Your task>
Skip every image and restate the data word for word.

━━━

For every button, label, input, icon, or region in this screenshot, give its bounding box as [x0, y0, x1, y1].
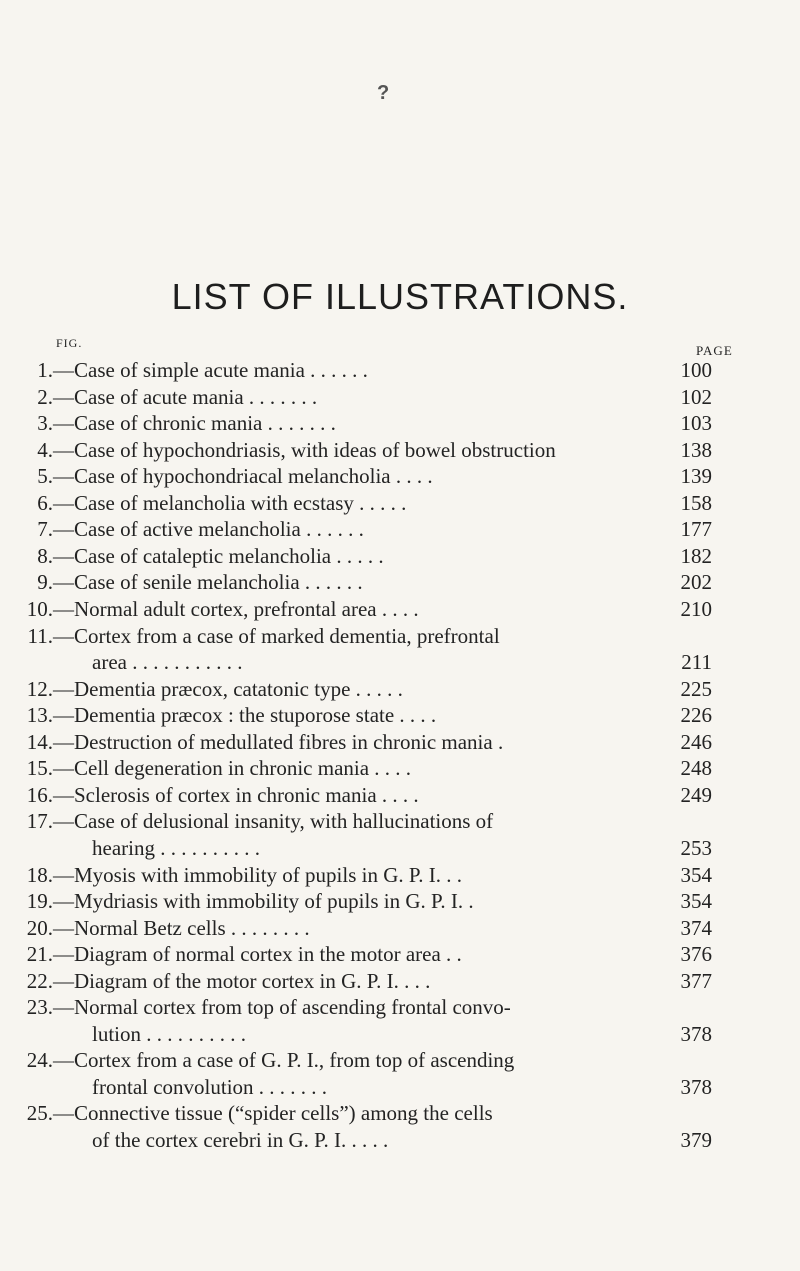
list-item-line — [0, 623, 800, 650]
list-item-line — [0, 410, 800, 437]
page-number: 378 — [680, 1074, 712, 1099]
page-number: 246 — [680, 729, 712, 754]
figure-caption: of the cortex cerebri in G. P. I. . . . . — [92, 1128, 389, 1152]
figure-caption: —Case of hypochondriasis, with ideas of bowel obstruction — [53, 437, 556, 462]
list-item-line — [0, 384, 800, 411]
figure-caption: lution . . . . . . . . . . — [92, 1021, 247, 1046]
figure-caption: —Mydriasis with immobility of pupils in G. P. I. . — [53, 889, 474, 913]
figure-caption: frontal convolution . . . . . . . — [92, 1074, 328, 1099]
figure-caption: —Diagram of normal cortex in the motor area . . — [53, 942, 462, 967]
page-number: 376 — [680, 942, 712, 967]
figure-caption: —Normal Betz cells . . . . . . . . — [53, 915, 310, 940]
list-item-line — [0, 1100, 800, 1127]
list-item-line — [0, 888, 800, 915]
figure-number: 20. — [26, 915, 53, 940]
figure-caption: —Case of delusional insanity, with hallucinations of — [53, 809, 494, 834]
page-number: 225 — [680, 676, 712, 701]
figure-number: 2. — [37, 384, 53, 409]
page-number: 158 — [680, 490, 712, 515]
page-number: 249 — [680, 782, 712, 807]
list-item-line — [0, 994, 800, 1021]
list-item-line — [0, 1021, 800, 1048]
page-number: 377 — [680, 968, 712, 993]
figure-caption: —Case of melancholia with ecstasy . . . . . — [53, 490, 407, 515]
figure-number: 5. — [37, 464, 53, 489]
figure-number: 1. — [37, 358, 53, 382]
figure-caption: —Case of active melancholia . . . . . . — [53, 517, 364, 542]
page-number: 378 — [680, 1021, 712, 1046]
figure-number: 16. — [26, 782, 53, 807]
page-number: 182 — [680, 543, 712, 568]
figure-caption: hearing . . . . . . . . . . — [92, 835, 260, 860]
list-item-line — [0, 1127, 800, 1154]
figure-number: 15. — [26, 756, 53, 781]
figure-number: 4. — [37, 437, 53, 462]
figure-number: 7. — [37, 517, 53, 542]
header-mark: ? — [377, 82, 390, 104]
figure-caption: —Cell degeneration in chronic mania . . . . — [53, 756, 412, 781]
figure-caption: —Cortex from a case of marked dementia, prefrontal — [53, 623, 500, 648]
figure-number: 11. — [27, 623, 53, 648]
figure-number: 12. — [26, 676, 53, 701]
figure-caption: —Normal cortex from top of ascending frontal convo- — [53, 995, 511, 1020]
list-item-line — [0, 782, 800, 809]
list-item-line — [0, 437, 800, 464]
figure-caption: area . . . . . . . . . . . — [92, 650, 243, 674]
figure-number: 6. — [37, 490, 53, 515]
figure-number: 19. — [26, 889, 53, 913]
figure-number: 25. — [26, 1101, 53, 1126]
page-number: 211 — [681, 650, 712, 674]
figure-caption: —Case of acute mania . . . . . . . — [53, 384, 318, 409]
figure-number: 14. — [26, 729, 53, 754]
page-number: 248 — [680, 756, 712, 781]
page-number: 202 — [680, 570, 712, 595]
figure-caption: —Case of cataleptic melancholia . . . . . — [53, 543, 384, 568]
figure-number: 3. — [37, 411, 53, 436]
page-title: LIST OF ILLUSTRATIONS. — [171, 276, 629, 317]
page-number: 226 — [680, 703, 712, 728]
figure-caption: —Myosis with immobility of pupils in G. P. I. . . — [53, 862, 462, 887]
figure-caption: —Dementia præcox, catatonic type . . . . . — [53, 676, 403, 701]
figure-number: 10. — [26, 597, 53, 621]
list-item-line — [0, 490, 800, 517]
list-item-line — [0, 968, 800, 995]
figure-number: 9. — [37, 570, 53, 595]
list-item-line — [0, 941, 800, 968]
figure-caption: —Case of simple acute mania . . . . . . — [53, 358, 368, 382]
figure-number: 8. — [37, 543, 53, 568]
list-item-line — [0, 702, 800, 729]
page-number: 253 — [680, 835, 712, 860]
list-item-line — [0, 516, 800, 543]
list-item-line — [0, 729, 800, 756]
figure-caption: —Diagram of the motor cortex in G. P. I. . . . — [53, 968, 431, 993]
figure-caption: —Sclerosis of cortex in chronic mania . . . . — [53, 782, 419, 807]
list-item-line — [0, 1047, 800, 1074]
list-item-line — [0, 463, 800, 490]
figure-number: 17. — [26, 809, 53, 834]
list-item-line — [0, 862, 800, 889]
page-number: 100 — [680, 358, 712, 382]
figure-caption: —Dementia præcox : the stuporose state . . . . — [53, 703, 437, 728]
list-item-line — [0, 357, 800, 384]
figure-number: 18. — [26, 862, 53, 887]
list-item-line — [0, 649, 800, 676]
figure-caption: —Case of hypochondriacal melancholia . . . . — [53, 464, 433, 489]
figure-number: 24. — [26, 1048, 53, 1073]
list-item-line — [0, 808, 800, 835]
page-number: 138 — [680, 437, 712, 462]
figure-caption: —Cortex from a case of G. P. I., from top of ascending — [53, 1048, 515, 1073]
page-number: 103 — [680, 411, 712, 436]
list-item-line — [0, 1074, 800, 1101]
column-header-page: PAGE — [696, 343, 733, 358]
figure-number: 13. — [26, 703, 53, 728]
figure-number: 21. — [26, 942, 53, 967]
page-number: 374 — [680, 915, 712, 940]
page-number: 354 — [680, 889, 712, 913]
list-item-line — [0, 755, 800, 782]
figure-caption: —Destruction of medullated fibres in chronic mania . — [53, 729, 504, 754]
list-item-line — [0, 676, 800, 703]
figure-number: 22. — [26, 968, 53, 993]
list-item-line — [0, 569, 800, 596]
page-number: 379 — [680, 1128, 712, 1152]
page-number: 354 — [680, 862, 712, 887]
page-number: 139 — [680, 464, 712, 489]
list-item-line — [0, 596, 800, 623]
list-item-line — [0, 543, 800, 570]
list-item-line — [0, 915, 800, 942]
list-item-line — [0, 835, 800, 862]
page-number: 102 — [680, 384, 712, 409]
figure-caption: —Connective tissue (“spider cells”) among the cells — [53, 1101, 493, 1126]
figure-number: 23. — [26, 995, 53, 1020]
figure-caption: —Normal adult cortex, prefrontal area . . . . — [53, 597, 419, 621]
figure-caption: —Case of senile melancholia . . . . . . — [53, 570, 363, 595]
page-number: 177 — [680, 517, 712, 542]
column-header-fig: FIG. — [56, 336, 83, 350]
figure-caption: —Case of chronic mania . . . . . . . — [53, 411, 336, 436]
page-number: 210 — [680, 597, 712, 621]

━━━

Exercise solution>
For every button, label, input, icon, or region in this screenshot, give its bounding box as [x0, y0, x1, y1].
list-item-line — [0, 623, 800, 650]
list-item-line — [0, 410, 800, 437]
page-number: 378 — [680, 1074, 712, 1099]
page-number: 246 — [680, 729, 712, 754]
figure-caption: of the cortex cerebri in G. P. I. . . . . — [92, 1128, 389, 1152]
figure-caption: —Case of hypochondriasis, with ideas of bowel obstruction — [53, 437, 556, 462]
list-item-line — [0, 384, 800, 411]
figure-caption: lution . . . . . . . . . . — [92, 1021, 247, 1046]
figure-caption: —Mydriasis with immobility of pupils in G. P. I. . — [53, 889, 474, 913]
figure-caption: frontal convolution . . . . . . . — [92, 1074, 328, 1099]
figure-caption: —Diagram of normal cortex in the motor area . . — [53, 942, 462, 967]
page-number: 376 — [680, 942, 712, 967]
figure-caption: —Normal Betz cells . . . . . . . . — [53, 915, 310, 940]
list-item-line — [0, 1100, 800, 1127]
list-item-line — [0, 888, 800, 915]
figure-number: 20. — [26, 915, 53, 940]
figure-caption: —Case of delusional insanity, with hallucinations of — [53, 809, 494, 834]
page-number: 225 — [680, 676, 712, 701]
figure-number: 2. — [37, 384, 53, 409]
page-number: 158 — [680, 490, 712, 515]
page-number: 249 — [680, 782, 712, 807]
list-item-line — [0, 994, 800, 1021]
list-item-line — [0, 1021, 800, 1048]
page-number: 377 — [680, 968, 712, 993]
figure-caption: —Case of melancholia with ecstasy . . . . . — [53, 490, 407, 515]
figure-number: 5. — [37, 464, 53, 489]
figure-number: 1. — [37, 358, 53, 382]
figure-caption: —Case of active melancholia . . . . . . — [53, 517, 364, 542]
page-number: 378 — [680, 1021, 712, 1046]
figure-number: 16. — [26, 782, 53, 807]
page-number: 182 — [680, 543, 712, 568]
figure-caption: hearing . . . . . . . . . . — [92, 835, 260, 860]
list-item-line — [0, 1127, 800, 1154]
figure-number: 15. — [26, 756, 53, 781]
figure-number: 4. — [37, 437, 53, 462]
figure-number: 7. — [37, 517, 53, 542]
header-mark: ? — [377, 82, 390, 104]
figure-caption: —Cell degeneration in chronic mania . . . . — [53, 756, 412, 781]
figure-caption: —Cortex from a case of marked dementia, prefrontal — [53, 623, 500, 648]
figure-number: 11. — [27, 623, 53, 648]
figure-number: 12. — [26, 676, 53, 701]
figure-caption: —Normal cortex from top of ascending frontal convo- — [53, 995, 511, 1020]
list-item-line — [0, 782, 800, 809]
list-item-line — [0, 437, 800, 464]
figure-caption: area . . . . . . . . . . . — [92, 650, 243, 674]
figure-number: 6. — [37, 490, 53, 515]
figure-number: 19. — [26, 889, 53, 913]
figure-number: 25. — [26, 1101, 53, 1126]
page-number: 211 — [681, 650, 712, 674]
figure-caption: —Case of acute mania . . . . . . . — [53, 384, 318, 409]
figure-number: 14. — [26, 729, 53, 754]
page-number: 248 — [680, 756, 712, 781]
page-number: 202 — [680, 570, 712, 595]
figure-caption: —Case of cataleptic melancholia . . . . . — [53, 543, 384, 568]
figure-number: 3. — [37, 411, 53, 436]
page-title: LIST OF ILLUSTRATIONS. — [171, 276, 629, 317]
page-number: 226 — [680, 703, 712, 728]
figure-caption: —Myosis with immobility of pupils in G. P. I. . . — [53, 862, 462, 887]
figure-caption: —Dementia præcox, catatonic type . . . . . — [53, 676, 403, 701]
figure-number: 10. — [26, 597, 53, 621]
list-item-line — [0, 490, 800, 517]
list-item-line — [0, 968, 800, 995]
figure-number: 9. — [37, 570, 53, 595]
list-item-line — [0, 941, 800, 968]
figure-caption: —Case of simple acute mania . . . . . . — [53, 358, 368, 382]
figure-number: 8. — [37, 543, 53, 568]
list-item-line — [0, 702, 800, 729]
page-number: 253 — [680, 835, 712, 860]
list-item-line — [0, 516, 800, 543]
list-item-line — [0, 729, 800, 756]
figure-caption: —Diagram of the motor cortex in G. P. I. . . . — [53, 968, 431, 993]
figure-caption: —Sclerosis of cortex in chronic mania . . . . — [53, 782, 419, 807]
list-item-line — [0, 1047, 800, 1074]
list-item-line — [0, 463, 800, 490]
figure-number: 17. — [26, 809, 53, 834]
list-item-line — [0, 862, 800, 889]
page-number: 100 — [680, 358, 712, 382]
figure-caption: —Dementia præcox : the stuporose state . . . . — [53, 703, 437, 728]
list-item-line — [0, 357, 800, 384]
figure-number: 18. — [26, 862, 53, 887]
list-item-line — [0, 649, 800, 676]
figure-caption: —Case of hypochondriacal melancholia . . . . — [53, 464, 433, 489]
figure-number: 24. — [26, 1048, 53, 1073]
list-item-line — [0, 808, 800, 835]
page-number: 138 — [680, 437, 712, 462]
figure-caption: —Cortex from a case of G. P. I., from top of ascending — [53, 1048, 515, 1073]
page-number: 103 — [680, 411, 712, 436]
list-item-line — [0, 1074, 800, 1101]
column-header-page: PAGE — [696, 343, 733, 358]
figure-number: 13. — [26, 703, 53, 728]
figure-number: 21. — [26, 942, 53, 967]
page-number: 374 — [680, 915, 712, 940]
page-number: 354 — [680, 889, 712, 913]
list-item-line — [0, 755, 800, 782]
figure-caption: —Destruction of medullated fibres in chronic mania . — [53, 729, 504, 754]
list-item-line — [0, 676, 800, 703]
figure-number: 22. — [26, 968, 53, 993]
list-item-line — [0, 569, 800, 596]
page-number: 379 — [680, 1128, 712, 1152]
page-number: 354 — [680, 862, 712, 887]
page-number: 139 — [680, 464, 712, 489]
list-item-line — [0, 596, 800, 623]
list-item-line — [0, 543, 800, 570]
list-item-line — [0, 915, 800, 942]
list-item-line — [0, 835, 800, 862]
page-number: 102 — [680, 384, 712, 409]
figure-caption: —Connective tissue (“spider cells”) among the cells — [53, 1101, 493, 1126]
figure-number: 23. — [26, 995, 53, 1020]
figure-caption: —Normal adult cortex, prefrontal area . . . . — [53, 597, 419, 621]
figure-caption: —Case of senile melancholia . . . . . . — [53, 570, 363, 595]
page-number: 177 — [680, 517, 712, 542]
column-header-fig: FIG. — [56, 336, 83, 350]
figure-caption: —Case of chronic mania . . . . . . . — [53, 411, 336, 436]
page-number: 210 — [680, 597, 712, 621]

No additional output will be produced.